» Exercise aim
Below are the entries; count the lines in them that contain the word "What" and give only the number.

» Data entries
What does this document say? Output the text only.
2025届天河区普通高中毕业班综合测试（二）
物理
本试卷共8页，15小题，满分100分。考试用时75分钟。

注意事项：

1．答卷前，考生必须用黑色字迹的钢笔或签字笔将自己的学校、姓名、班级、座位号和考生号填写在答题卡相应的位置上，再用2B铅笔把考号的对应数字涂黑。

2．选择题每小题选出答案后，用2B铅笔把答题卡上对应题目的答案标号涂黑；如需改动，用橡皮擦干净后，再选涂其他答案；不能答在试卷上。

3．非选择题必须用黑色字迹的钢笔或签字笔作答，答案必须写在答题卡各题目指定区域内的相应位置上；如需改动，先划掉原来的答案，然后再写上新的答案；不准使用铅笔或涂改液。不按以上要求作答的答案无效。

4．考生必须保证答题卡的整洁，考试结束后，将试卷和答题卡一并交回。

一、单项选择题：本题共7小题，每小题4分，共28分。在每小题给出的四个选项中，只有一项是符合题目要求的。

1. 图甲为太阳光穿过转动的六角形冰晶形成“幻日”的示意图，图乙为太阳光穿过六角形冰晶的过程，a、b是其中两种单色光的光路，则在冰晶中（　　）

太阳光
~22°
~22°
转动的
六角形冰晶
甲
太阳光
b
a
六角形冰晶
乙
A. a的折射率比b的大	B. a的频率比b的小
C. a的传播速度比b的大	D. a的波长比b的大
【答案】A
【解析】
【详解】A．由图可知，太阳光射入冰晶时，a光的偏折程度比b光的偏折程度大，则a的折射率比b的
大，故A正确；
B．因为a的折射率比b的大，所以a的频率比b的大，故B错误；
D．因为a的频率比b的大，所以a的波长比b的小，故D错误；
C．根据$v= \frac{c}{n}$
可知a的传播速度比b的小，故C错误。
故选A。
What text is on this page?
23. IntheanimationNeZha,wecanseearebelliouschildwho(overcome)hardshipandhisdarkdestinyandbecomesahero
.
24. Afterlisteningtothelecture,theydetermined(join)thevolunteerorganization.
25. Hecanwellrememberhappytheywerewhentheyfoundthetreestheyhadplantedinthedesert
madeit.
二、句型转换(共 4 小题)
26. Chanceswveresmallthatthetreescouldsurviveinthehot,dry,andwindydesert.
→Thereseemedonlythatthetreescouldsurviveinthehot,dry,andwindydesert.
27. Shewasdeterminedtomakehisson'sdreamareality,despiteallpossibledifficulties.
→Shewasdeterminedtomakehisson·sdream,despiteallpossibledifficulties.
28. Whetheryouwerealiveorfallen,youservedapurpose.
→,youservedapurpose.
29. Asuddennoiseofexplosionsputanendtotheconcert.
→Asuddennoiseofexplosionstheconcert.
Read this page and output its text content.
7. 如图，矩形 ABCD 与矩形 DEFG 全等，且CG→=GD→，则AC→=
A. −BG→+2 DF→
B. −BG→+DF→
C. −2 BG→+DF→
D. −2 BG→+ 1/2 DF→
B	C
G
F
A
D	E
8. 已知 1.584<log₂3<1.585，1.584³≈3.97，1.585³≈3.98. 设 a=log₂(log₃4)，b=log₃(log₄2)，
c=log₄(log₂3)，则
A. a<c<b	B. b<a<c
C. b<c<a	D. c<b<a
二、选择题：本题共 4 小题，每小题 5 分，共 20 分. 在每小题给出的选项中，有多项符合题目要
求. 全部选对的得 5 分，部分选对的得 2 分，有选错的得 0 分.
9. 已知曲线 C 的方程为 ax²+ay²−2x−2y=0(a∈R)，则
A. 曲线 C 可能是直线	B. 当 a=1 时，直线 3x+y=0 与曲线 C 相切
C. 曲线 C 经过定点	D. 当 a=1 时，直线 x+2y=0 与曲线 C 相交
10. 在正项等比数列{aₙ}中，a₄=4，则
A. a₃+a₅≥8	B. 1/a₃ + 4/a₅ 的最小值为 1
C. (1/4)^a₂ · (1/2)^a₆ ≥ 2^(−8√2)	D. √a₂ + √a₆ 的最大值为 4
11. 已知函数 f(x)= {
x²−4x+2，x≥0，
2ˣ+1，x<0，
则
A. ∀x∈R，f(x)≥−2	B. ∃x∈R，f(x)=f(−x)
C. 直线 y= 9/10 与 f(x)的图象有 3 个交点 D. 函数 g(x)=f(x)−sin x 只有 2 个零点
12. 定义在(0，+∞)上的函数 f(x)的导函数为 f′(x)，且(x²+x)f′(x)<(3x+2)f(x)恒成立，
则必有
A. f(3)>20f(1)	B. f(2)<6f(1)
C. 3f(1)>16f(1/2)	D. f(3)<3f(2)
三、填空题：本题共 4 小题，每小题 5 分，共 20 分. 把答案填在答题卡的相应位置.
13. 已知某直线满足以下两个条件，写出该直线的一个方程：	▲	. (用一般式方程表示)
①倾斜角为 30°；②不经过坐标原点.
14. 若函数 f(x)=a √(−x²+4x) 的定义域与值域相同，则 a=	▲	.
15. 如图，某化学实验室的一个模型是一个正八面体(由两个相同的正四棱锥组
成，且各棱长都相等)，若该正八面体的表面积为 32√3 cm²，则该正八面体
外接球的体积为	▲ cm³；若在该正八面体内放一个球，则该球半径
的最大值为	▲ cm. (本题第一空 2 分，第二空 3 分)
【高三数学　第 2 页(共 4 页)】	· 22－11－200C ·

» The answer
2